TASK PROMPT: Convert every line of the listing below into a JSON list of strings, one string per line, and omit the blank lines.

·····

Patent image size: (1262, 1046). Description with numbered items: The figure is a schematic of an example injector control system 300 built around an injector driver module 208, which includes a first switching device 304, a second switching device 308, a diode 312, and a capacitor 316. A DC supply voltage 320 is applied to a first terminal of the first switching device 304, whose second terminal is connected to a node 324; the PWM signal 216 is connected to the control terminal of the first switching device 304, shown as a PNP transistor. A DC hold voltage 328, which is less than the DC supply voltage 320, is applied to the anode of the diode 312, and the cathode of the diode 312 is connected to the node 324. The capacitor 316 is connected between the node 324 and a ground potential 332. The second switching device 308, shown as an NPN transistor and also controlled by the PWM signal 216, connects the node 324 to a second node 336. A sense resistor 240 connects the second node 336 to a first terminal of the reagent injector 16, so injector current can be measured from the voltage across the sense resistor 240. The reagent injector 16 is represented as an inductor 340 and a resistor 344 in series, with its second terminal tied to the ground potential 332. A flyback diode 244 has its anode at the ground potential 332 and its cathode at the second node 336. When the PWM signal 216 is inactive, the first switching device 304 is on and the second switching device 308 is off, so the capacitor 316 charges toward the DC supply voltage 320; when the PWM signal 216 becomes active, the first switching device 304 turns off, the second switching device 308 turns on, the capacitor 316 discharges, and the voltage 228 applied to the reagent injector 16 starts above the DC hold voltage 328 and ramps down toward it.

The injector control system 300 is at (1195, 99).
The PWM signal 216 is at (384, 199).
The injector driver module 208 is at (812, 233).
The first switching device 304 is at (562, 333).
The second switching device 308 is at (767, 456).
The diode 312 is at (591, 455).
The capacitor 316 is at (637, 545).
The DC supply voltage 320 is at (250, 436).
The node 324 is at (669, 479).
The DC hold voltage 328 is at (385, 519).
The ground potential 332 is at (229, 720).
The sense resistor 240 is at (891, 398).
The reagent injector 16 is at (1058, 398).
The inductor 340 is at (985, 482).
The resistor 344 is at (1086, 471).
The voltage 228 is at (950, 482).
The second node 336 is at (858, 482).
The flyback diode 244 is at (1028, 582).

·····

EXERCISE OUTPUT:
[
  "Patent image size: (1262, 1046). Description with numbered items: The figure is a schematic of an example injector control system 300 built around an injector driver module 208, which includes a first switching device 304, a second switching device 308, a diode 312, and a capacitor 316. A DC supply voltage 320 is applied to a first terminal of the first switching device 304, whose second terminal is connected to a node 324; the PWM signal 216 is connected to the control terminal of the first switching device 304, shown as a PNP transistor. A DC hold voltage 328, which is less than the DC supply voltage 320, is applied to the anode of the diode 312, and the cathode of the diode 312 is connected to the node 324. The capacitor 316 is connected between the node 324 and a ground potential 332. The second switching device 308, shown as an NPN transistor and also controlled by the PWM signal 216, connects the node 324 to a second node 336. A sense resistor 240 connects the second node 336 to a first terminal of the reagent injector 16, so injector current can be measured from the voltage across the sense resistor 240. The reagent injector 16 is represented as an inductor 340 and a resistor 344 in series, with its second terminal tied to the ground potential 332. A flyback diode 244 has its anode at the ground potential 332 and its cathode at the second node 336. When the PWM signal 216 is inactive, the first switching device 304 is on and the second switching device 308 is off, so the capacitor 316 charges toward the DC supply voltage 320; when the PWM signal 216 becomes active, the first switching device 304 turns off, the second switching device 308 turns on, the capacitor 316 discharges, and the voltage 228 applied to the reagent injector 16 starts above the DC hold voltage 328 and ramps down toward it.",
  "The injector control system 300 is at (1195, 99).",
  "The PWM signal 216 is at (384, 199).",
  "The injector driver module 208 is at (812, 233).",
  "The first switching device 304 is at (562, 333).",
  "The second switching device 308 is at (767, 456).",
  "The diode 312 is at (591, 455).",
  "The capacitor 316 is at (637, 545).",
  "The DC supply voltage 320 is at (250, 436).",
  "The node 324 is at (669, 479).",
  "The DC hold voltage 328 is at (385, 519).",
  "The ground potential 332 is at (229, 720).",
  "The sense resistor 240 is at (891, 398).",
  "The reagent injector 16 is at (1058, 398).",
  "The inductor 340 is at (985, 482).",
  "The resistor 344 is at (1086, 471).",
  "The voltage 228 is at (950, 482).",
  "The second node 336 is at (858, 482).",
  "The flyback diode 244 is at (1028, 582)."
]